START

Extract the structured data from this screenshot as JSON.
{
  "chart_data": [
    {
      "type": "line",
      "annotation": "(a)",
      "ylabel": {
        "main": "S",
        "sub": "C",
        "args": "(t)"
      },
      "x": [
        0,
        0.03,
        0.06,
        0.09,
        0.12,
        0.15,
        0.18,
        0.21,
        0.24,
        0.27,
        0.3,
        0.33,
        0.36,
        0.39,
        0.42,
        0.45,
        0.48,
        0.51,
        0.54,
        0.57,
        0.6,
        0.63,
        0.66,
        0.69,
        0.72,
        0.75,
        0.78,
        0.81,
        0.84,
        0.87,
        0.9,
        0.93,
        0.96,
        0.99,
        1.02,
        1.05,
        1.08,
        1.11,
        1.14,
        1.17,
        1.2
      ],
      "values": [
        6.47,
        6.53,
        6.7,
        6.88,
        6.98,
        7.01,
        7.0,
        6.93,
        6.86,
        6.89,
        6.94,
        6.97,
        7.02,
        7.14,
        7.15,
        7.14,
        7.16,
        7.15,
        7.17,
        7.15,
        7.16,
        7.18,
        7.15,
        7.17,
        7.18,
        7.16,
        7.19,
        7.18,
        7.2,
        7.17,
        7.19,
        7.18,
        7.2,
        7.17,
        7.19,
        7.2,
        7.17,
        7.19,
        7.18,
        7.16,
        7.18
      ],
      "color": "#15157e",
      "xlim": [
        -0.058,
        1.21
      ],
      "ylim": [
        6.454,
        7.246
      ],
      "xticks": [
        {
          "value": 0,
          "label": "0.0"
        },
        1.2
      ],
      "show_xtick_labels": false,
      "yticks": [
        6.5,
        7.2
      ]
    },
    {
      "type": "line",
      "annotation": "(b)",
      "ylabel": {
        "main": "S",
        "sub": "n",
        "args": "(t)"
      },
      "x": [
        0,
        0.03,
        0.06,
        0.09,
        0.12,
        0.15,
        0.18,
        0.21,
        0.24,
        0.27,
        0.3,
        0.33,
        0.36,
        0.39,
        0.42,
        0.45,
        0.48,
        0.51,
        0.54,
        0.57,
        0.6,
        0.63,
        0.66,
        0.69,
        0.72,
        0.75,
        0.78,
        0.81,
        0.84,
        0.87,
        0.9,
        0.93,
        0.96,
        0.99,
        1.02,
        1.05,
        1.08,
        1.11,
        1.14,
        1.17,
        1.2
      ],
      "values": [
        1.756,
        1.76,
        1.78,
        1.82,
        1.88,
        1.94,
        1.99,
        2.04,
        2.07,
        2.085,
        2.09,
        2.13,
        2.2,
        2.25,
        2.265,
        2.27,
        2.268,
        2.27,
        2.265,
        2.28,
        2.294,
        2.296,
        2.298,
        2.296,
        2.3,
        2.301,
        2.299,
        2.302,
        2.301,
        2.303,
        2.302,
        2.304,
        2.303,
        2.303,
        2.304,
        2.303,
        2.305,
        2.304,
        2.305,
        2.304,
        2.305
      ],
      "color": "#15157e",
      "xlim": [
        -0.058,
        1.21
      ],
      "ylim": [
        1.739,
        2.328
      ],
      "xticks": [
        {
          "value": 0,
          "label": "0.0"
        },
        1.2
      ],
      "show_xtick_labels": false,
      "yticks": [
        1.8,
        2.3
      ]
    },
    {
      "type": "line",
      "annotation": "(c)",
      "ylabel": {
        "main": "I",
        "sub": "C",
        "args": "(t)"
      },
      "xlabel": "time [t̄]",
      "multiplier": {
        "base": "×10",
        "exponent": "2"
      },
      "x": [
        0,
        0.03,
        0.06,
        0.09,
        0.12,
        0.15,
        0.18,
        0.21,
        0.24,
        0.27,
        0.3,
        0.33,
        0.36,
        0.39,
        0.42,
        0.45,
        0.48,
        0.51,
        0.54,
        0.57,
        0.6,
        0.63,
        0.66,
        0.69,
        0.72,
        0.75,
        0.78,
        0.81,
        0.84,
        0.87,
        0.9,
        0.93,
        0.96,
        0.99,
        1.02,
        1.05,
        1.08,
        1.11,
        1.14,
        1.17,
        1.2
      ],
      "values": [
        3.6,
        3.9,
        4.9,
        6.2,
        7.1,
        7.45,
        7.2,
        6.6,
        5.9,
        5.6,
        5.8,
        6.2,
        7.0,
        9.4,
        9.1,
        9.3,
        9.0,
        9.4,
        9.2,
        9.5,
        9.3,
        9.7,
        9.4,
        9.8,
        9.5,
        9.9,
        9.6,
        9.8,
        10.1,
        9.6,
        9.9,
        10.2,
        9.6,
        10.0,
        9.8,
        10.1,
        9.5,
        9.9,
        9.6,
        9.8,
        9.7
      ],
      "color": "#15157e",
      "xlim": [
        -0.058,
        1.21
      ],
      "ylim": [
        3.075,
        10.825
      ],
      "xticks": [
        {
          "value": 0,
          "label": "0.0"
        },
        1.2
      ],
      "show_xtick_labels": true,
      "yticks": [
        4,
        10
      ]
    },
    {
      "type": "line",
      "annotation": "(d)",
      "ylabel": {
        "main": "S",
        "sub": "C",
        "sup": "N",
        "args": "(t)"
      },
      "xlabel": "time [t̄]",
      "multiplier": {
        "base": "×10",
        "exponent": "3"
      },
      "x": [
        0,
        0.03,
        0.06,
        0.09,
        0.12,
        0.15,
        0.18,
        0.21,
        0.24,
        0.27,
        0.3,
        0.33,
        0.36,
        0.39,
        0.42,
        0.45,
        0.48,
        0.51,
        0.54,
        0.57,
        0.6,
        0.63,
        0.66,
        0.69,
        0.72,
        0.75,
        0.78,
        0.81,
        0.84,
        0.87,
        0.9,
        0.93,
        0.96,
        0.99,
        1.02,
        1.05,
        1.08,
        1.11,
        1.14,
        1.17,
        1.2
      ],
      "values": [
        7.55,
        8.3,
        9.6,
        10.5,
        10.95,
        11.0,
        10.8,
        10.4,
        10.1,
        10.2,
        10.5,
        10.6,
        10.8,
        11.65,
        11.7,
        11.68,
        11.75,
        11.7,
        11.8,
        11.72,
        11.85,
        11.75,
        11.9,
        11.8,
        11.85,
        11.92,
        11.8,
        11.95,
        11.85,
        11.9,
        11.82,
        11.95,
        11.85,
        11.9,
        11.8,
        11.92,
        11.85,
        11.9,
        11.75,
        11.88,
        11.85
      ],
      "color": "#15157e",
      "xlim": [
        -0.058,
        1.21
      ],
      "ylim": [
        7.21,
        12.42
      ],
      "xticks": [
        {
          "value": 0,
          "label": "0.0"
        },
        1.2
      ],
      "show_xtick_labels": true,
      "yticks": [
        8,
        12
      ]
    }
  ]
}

END

-- GIVEN EXERCISE --
All of the entries must be written out exactly as they stand.

-- PROBLEM SOLUTION --
Extract the structured data from this screenshot as JSON.
{
  "chart_data": [
    {
      "type": "line",
      "annotation": "(a)",
      "ylabel": {
        "main": "S",
        "sub": "C",
        "args": "(t)"
      },
      "x": [
        0,
        0.03,
        0.06,
        0.09,
        0.12,
        0.15,
        0.18,
        0.21,
        0.24,
        0.27,
        0.3,
        0.33,
        0.36,
        0.39,
        0.42,
        0.45,
        0.48,
        0.51,
        0.54,
        0.57,
        0.6,
        0.63,
        0.66,
        0.69,
        0.72,
        0.75,
        0.78,
        0.81,
        0.84,
        0.87,
        0.9,
        0.93,
        0.96,
        0.99,
        1.02,
        1.05,
        1.08,
        1.11,
        1.14,
        1.17,
        1.2
      ],
      "values": [
        6.47,
        6.53,
        6.7,
        6.88,
        6.98,
        7.01,
        7.0,
        6.93,
        6.86,
        6.89,
        6.94,
        6.97,
        7.02,
        7.14,
        7.15,
        7.14,
        7.16,
        7.15,
        7.17,
        7.15,
        7.16,
        7.18,
        7.15,
        7.17,
        7.18,
        7.16,
        7.19,
        7.18,
        7.2,
        7.17,
        7.19,
        7.18,
        7.2,
        7.17,
        7.19,
        7.2,
        7.17,
        7.19,
        7.18,
        7.16,
        7.18
      ],
      "color": "#15157e",
      "xlim": [
        -0.058,
        1.21
      ],
      "ylim": [
        6.454,
        7.246
      ],
      "xticks": [
        {
          "value": 0,
          "label": "0.0"
        },
        1.2
      ],
      "show_xtick_labels": false,
      "yticks": [
        6.5,
        7.2
      ]
    },
    {
      "type": "line",
      "annotation": "(b)",
      "ylabel": {
        "main": "S",
        "sub": "n",
        "args": "(t)"
      },
      "x": [
        0,
        0.03,
        0.06,
        0.09,
        0.12,
        0.15,
        0.18,
        0.21,
        0.24,
        0.27,
        0.3,
        0.33,
        0.36,
        0.39,
        0.42,
        0.45,
        0.48,
        0.51,
        0.54,
        0.57,
        0.6,
        0.63,
        0.66,
        0.69,
        0.72,
        0.75,
        0.78,
        0.81,
        0.84,
        0.87,
        0.9,
        0.93,
        0.96,
        0.99,
        1.02,
        1.05,
        1.08,
        1.11,
        1.14,
        1.17,
        1.2
      ],
      "values": [
        1.756,
        1.76,
        1.78,
        1.82,
        1.88,
        1.94,
        1.99,
        2.04,
        2.07,
        2.085,
        2.09,
        2.13,
        2.2,
        2.25,
        2.265,
        2.27,
        2.268,
        2.27,
        2.265,
        2.28,
        2.294,
        2.296,
        2.298,
        2.296,
        2.3,
        2.301,
        2.299,
        2.302,
        2.301,
        2.303,
        2.302,
        2.304,
        2.303,
        2.303,
        2.304,
        2.303,
        2.305,
        2.304,
        2.305,
        2.304,
        2.305
      ],
      "color": "#15157e",
      "xlim": [
        -0.058,
        1.21
      ],
      "ylim": [
        1.739,
        2.328
      ],
      "xticks": [
        {
          "value": 0,
          "label": "0.0"
        },
        1.2
      ],
      "show_xtick_labels": false,
      "yticks": [
        1.8,
        2.3
      ]
    },
    {
      "type": "line",
      "annotation": "(c)",
      "ylabel": {
        "main": "I",
        "sub": "C",
        "args": "(t)"
      },
      "xlabel": "time [t̄]",
      "multiplier": {
        "base": "×10",
        "exponent": "2"
      },
      "x": [
        0,
        0.03,
        0.06,
        0.09,
        0.12,
        0.15,
        0.18,
        0.21,
        0.24,
        0.27,
        0.3,
        0.33,
        0.36,
        0.39,
        0.42,
        0.45,
        0.48,
        0.51,
        0.54,
        0.57,
        0.6,
        0.63,
        0.66,
        0.69,
        0.72,
        0.75,
        0.78,
        0.81,
        0.84,
        0.87,
        0.9,
        0.93,
        0.96,
        0.99,
        1.02,
        1.05,
        1.08,
        1.11,
        1.14,
        1.17,
        1.2
      ],
      "values": [
        3.6,
        3.9,
        4.9,
        6.2,
        7.1,
        7.45,
        7.2,
        6.6,
        5.9,
        5.6,
        5.8,
        6.2,
        7.0,
        9.4,
        9.1,
        9.3,
        9.0,
        9.4,
        9.2,
        9.5,
        9.3,
        9.7,
        9.4,
        9.8,
        9.5,
        9.9,
        9.6,
        9.8,
        10.1,
        9.6,
        9.9,
        10.2,
        9.6,
        10.0,
        9.8,
        10.1,
        9.5,
        9.9,
        9.6,
        9.8,
        9.7
      ],
      "color": "#15157e",
      "xlim": [
        -0.058,
        1.21
      ],
      "ylim": [
        3.075,
        10.825
      ],
      "xticks": [
        {
          "value": 0,
          "label": "0.0"
        },
        1.2
      ],
      "show_xtick_labels": true,
      "yticks": [
        4,
        10
      ]
    },
    {
      "type": "line",
      "annotation": "(d)",
      "ylabel": {
        "main": "S",
        "sub": "C",
        "sup": "N",
        "args": "(t)"
      },
      "xlabel": "time [t̄]",
      "multiplier": {
        "base": "×10",
        "exponent": "3"
      },
      "x": [
        0,
        0.03,
        0.06,
        0.09,
        0.12,
        0.15,
        0.18,
        0.21,
        0.24,
        0.27,
        0.3,
        0.33,
        0.36,
        0.39,
        0.42,
        0.45,
        0.48,
        0.51,
        0.54,
        0.57,
        0.6,
        0.63,
        0.66,
        0.69,
        0.72,
        0.75,
        0.78,
        0.81,
        0.84,
        0.87,
        0.9,
        0.93,
        0.96,
        0.99,
        1.02,
        1.05,
        1.08,
        1.11,
        1.14,
        1.17,
        1.2
      ],
      "values": [
        7.55,
        8.3,
        9.6,
        10.5,
        10.95,
        11.0,
        10.8,
        10.4,
        10.1,
        10.2,
        10.5,
        10.6,
        10.8,
        11.65,
        11.7,
        11.68,
        11.75,
        11.7,
        11.8,
        11.72,
        11.85,
        11.75,
        11.9,
        11.8,
        11.85,
        11.92,
        11.8,
        11.95,
        11.85,
        11.9,
        11.82,
        11.95,
        11.85,
        11.9,
        11.8,
        11.92,
        11.85,
        11.9,
        11.75,
        11.88,
        11.85
      ],
      "color": "#15157e",
      "xlim": [
        -0.058,
        1.21
      ],
      "ylim": [
        7.21,
        12.42
      ],
      "xticks": [
        {
          "value": 0,
          "label": "0.0"
        },
        1.2
      ],
      "show_xtick_labels": true,
      "yticks": [
        8,
        12
      ]
    }
  ]
}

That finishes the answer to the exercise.